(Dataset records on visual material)
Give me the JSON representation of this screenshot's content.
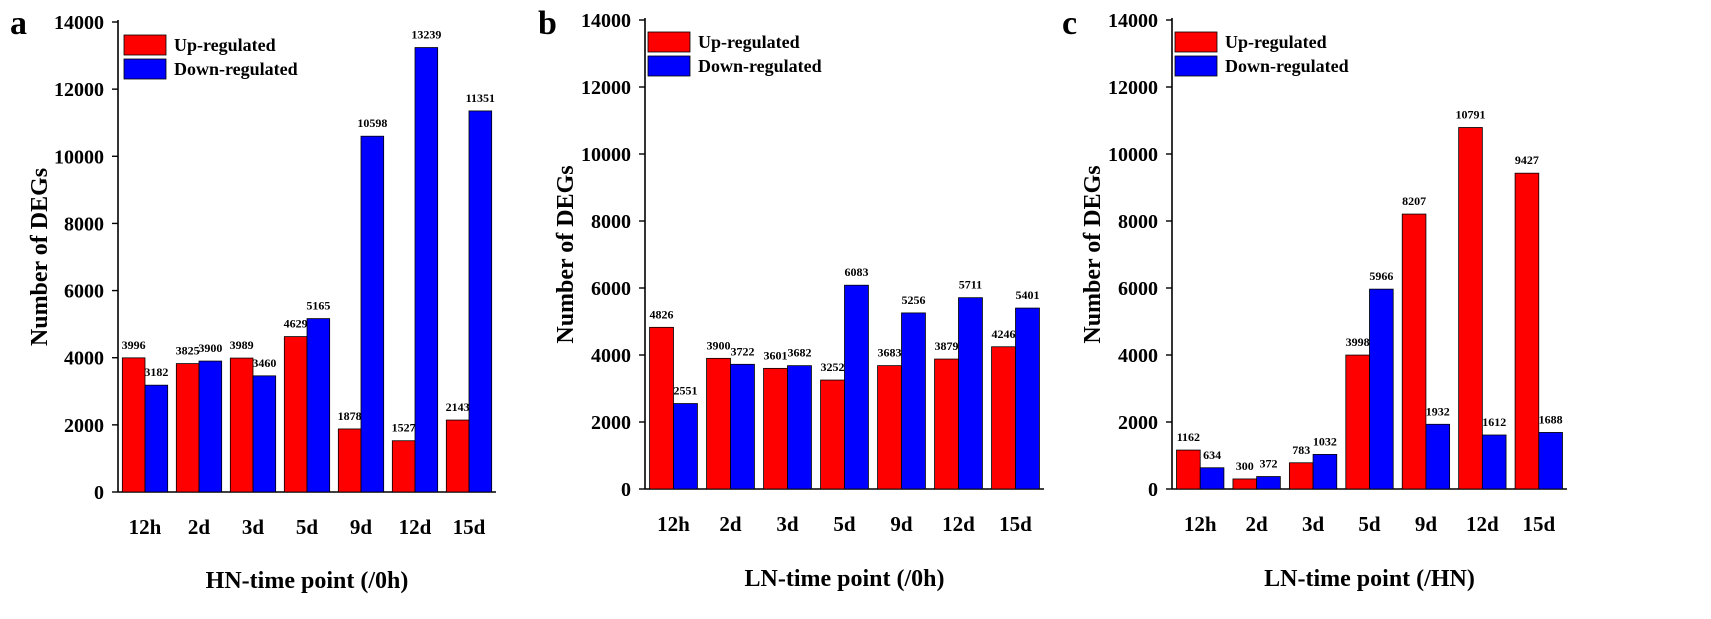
{
  "chart_data": [
    {
      "type": "bar",
      "panel": "a",
      "categories": [
        "12h",
        "2d",
        "3d",
        "5d",
        "9d",
        "12d",
        "15d"
      ],
      "series": [
        {
          "name": "Up-regulated",
          "color": "#ff0000",
          "values": [
            3996,
            3825,
            3989,
            4629,
            1878,
            1527,
            2143
          ]
        },
        {
          "name": "Down-regulated",
          "color": "#0000ff",
          "values": [
            3182,
            3900,
            3460,
            5165,
            10598,
            13239,
            11351
          ]
        }
      ],
      "xlabel": "HN-time point (/0h)",
      "ylabel": "Number of DEGs",
      "ylim": [
        0,
        14000
      ],
      "yticks": [
        "0",
        "2000",
        "4000",
        "6000",
        "8000",
        "10000",
        "12000",
        "14000"
      ],
      "legend": "top-left",
      "grid": false
    },
    {
      "type": "bar",
      "panel": "b",
      "categories": [
        "12h",
        "2d",
        "3d",
        "5d",
        "9d",
        "12d",
        "15d"
      ],
      "series": [
        {
          "name": "Up-regulated",
          "color": "#ff0000",
          "values": [
            4826,
            3900,
            3601,
            3252,
            3683,
            3879,
            4246
          ]
        },
        {
          "name": "Down-regulated",
          "color": "#0000ff",
          "values": [
            2551,
            3722,
            3682,
            6083,
            5256,
            5711,
            5401
          ]
        }
      ],
      "xlabel": "LN-time point (/0h)",
      "ylabel": "Number of DEGs",
      "ylim": [
        0,
        14000
      ],
      "yticks": [
        "0",
        "2000",
        "4000",
        "6000",
        "8000",
        "10000",
        "12000",
        "14000"
      ],
      "legend": "top-left",
      "grid": false
    },
    {
      "type": "bar",
      "panel": "c",
      "categories": [
        "12h",
        "2d",
        "3d",
        "5d",
        "9d",
        "12d",
        "15d"
      ],
      "series": [
        {
          "name": "Up-regulated",
          "color": "#ff0000",
          "values": [
            1162,
            300,
            783,
            3998,
            8207,
            10791,
            9427
          ]
        },
        {
          "name": "Down-regulated",
          "color": "#0000ff",
          "values": [
            634,
            372,
            1032,
            5966,
            1932,
            1612,
            1688
          ]
        }
      ],
      "xlabel": "LN-time point (/HN)",
      "ylabel": "Number of DEGs",
      "ylim": [
        0,
        14000
      ],
      "yticks": [
        "0",
        "2000",
        "4000",
        "6000",
        "8000",
        "10000",
        "12000",
        "14000"
      ],
      "legend": "top-left",
      "grid": false
    }
  ]
}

* Required task: Omit pictures; set down the rest of the material word for word.

* Exercise answer:
Give me the JSON representation of this screenshot's content.
{
  "chart_data": [
    {
      "type": "bar",
      "panel": "a",
      "categories": [
        "12h",
        "2d",
        "3d",
        "5d",
        "9d",
        "12d",
        "15d"
      ],
      "series": [
        {
          "name": "Up-regulated",
          "color": "#ff0000",
          "values": [
            3996,
            3825,
            3989,
            4629,
            1878,
            1527,
            2143
          ]
        },
        {
          "name": "Down-regulated",
          "color": "#0000ff",
          "values": [
            3182,
            3900,
            3460,
            5165,
            10598,
            13239,
            11351
          ]
        }
      ],
      "xlabel": "HN-time point (/0h)",
      "ylabel": "Number of DEGs",
      "ylim": [
        0,
        14000
      ],
      "yticks": [
        "0",
        "2000",
        "4000",
        "6000",
        "8000",
        "10000",
        "12000",
        "14000"
      ],
      "legend": "top-left",
      "grid": false
    },
    {
      "type": "bar",
      "panel": "b",
      "categories": [
        "12h",
        "2d",
        "3d",
        "5d",
        "9d",
        "12d",
        "15d"
      ],
      "series": [
        {
          "name": "Up-regulated",
          "color": "#ff0000",
          "values": [
            4826,
            3900,
            3601,
            3252,
            3683,
            3879,
            4246
          ]
        },
        {
          "name": "Down-regulated",
          "color": "#0000ff",
          "values": [
            2551,
            3722,
            3682,
            6083,
            5256,
            5711,
            5401
          ]
        }
      ],
      "xlabel": "LN-time point (/0h)",
      "ylabel": "Number of DEGs",
      "ylim": [
        0,
        14000
      ],
      "yticks": [
        "0",
        "2000",
        "4000",
        "6000",
        "8000",
        "10000",
        "12000",
        "14000"
      ],
      "legend": "top-left",
      "grid": false
    },
    {
      "type": "bar",
      "panel": "c",
      "categories": [
        "12h",
        "2d",
        "3d",
        "5d",
        "9d",
        "12d",
        "15d"
      ],
      "series": [
        {
          "name": "Up-regulated",
          "color": "#ff0000",
          "values": [
            1162,
            300,
            783,
            3998,
            8207,
            10791,
            9427
          ]
        },
        {
          "name": "Down-regulated",
          "color": "#0000ff",
          "values": [
            634,
            372,
            1032,
            5966,
            1932,
            1612,
            1688
          ]
        }
      ],
      "xlabel": "LN-time point (/HN)",
      "ylabel": "Number of DEGs",
      "ylim": [
        0,
        14000
      ],
      "yticks": [
        "0",
        "2000",
        "4000",
        "6000",
        "8000",
        "10000",
        "12000",
        "14000"
      ],
      "legend": "top-left",
      "grid": false
    }
  ]
}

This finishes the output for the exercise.